** begin DATA SECTION **

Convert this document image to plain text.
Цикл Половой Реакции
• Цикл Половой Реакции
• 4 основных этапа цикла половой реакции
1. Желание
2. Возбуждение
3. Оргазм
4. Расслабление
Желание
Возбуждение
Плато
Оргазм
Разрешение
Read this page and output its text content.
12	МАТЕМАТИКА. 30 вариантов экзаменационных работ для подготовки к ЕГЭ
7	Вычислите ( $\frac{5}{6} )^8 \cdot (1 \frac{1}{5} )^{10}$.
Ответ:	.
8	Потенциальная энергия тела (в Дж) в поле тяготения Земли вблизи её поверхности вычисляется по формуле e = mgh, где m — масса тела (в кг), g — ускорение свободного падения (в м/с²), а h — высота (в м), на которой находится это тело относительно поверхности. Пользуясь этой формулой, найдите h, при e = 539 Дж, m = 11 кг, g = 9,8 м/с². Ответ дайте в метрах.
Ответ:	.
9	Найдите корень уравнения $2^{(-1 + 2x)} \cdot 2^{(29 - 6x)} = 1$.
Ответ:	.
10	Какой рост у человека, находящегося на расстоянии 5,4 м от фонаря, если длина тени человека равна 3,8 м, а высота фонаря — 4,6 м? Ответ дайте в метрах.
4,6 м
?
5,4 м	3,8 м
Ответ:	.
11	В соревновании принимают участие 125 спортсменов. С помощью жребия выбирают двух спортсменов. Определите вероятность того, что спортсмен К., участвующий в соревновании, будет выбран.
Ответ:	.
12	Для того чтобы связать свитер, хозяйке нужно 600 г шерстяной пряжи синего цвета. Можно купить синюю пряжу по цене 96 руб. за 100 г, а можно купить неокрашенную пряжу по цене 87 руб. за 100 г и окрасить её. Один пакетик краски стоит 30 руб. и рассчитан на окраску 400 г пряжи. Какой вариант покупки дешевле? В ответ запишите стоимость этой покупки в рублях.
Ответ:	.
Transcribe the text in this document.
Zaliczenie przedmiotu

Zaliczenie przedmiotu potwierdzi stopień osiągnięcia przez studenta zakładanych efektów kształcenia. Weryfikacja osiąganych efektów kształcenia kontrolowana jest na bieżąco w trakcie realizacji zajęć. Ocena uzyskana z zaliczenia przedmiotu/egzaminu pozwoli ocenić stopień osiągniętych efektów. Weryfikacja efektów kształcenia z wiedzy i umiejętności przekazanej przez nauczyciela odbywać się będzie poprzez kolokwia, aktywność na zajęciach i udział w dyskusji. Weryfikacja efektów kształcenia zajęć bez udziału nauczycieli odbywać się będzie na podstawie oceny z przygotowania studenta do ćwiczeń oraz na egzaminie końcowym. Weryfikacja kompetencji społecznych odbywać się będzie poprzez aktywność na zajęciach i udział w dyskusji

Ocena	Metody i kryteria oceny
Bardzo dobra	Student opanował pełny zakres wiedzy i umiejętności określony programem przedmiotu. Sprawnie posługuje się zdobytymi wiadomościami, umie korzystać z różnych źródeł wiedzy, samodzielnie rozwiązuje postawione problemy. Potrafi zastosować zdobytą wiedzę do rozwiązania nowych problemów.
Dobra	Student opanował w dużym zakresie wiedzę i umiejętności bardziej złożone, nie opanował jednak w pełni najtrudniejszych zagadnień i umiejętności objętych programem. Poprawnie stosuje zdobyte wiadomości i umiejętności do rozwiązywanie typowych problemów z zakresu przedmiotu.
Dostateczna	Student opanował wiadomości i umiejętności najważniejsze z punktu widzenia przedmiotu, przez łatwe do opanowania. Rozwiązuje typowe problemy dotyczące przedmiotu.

** end DATA SECTION **

Say how many lines hold the word "cdot", giving the number and nothing else.

2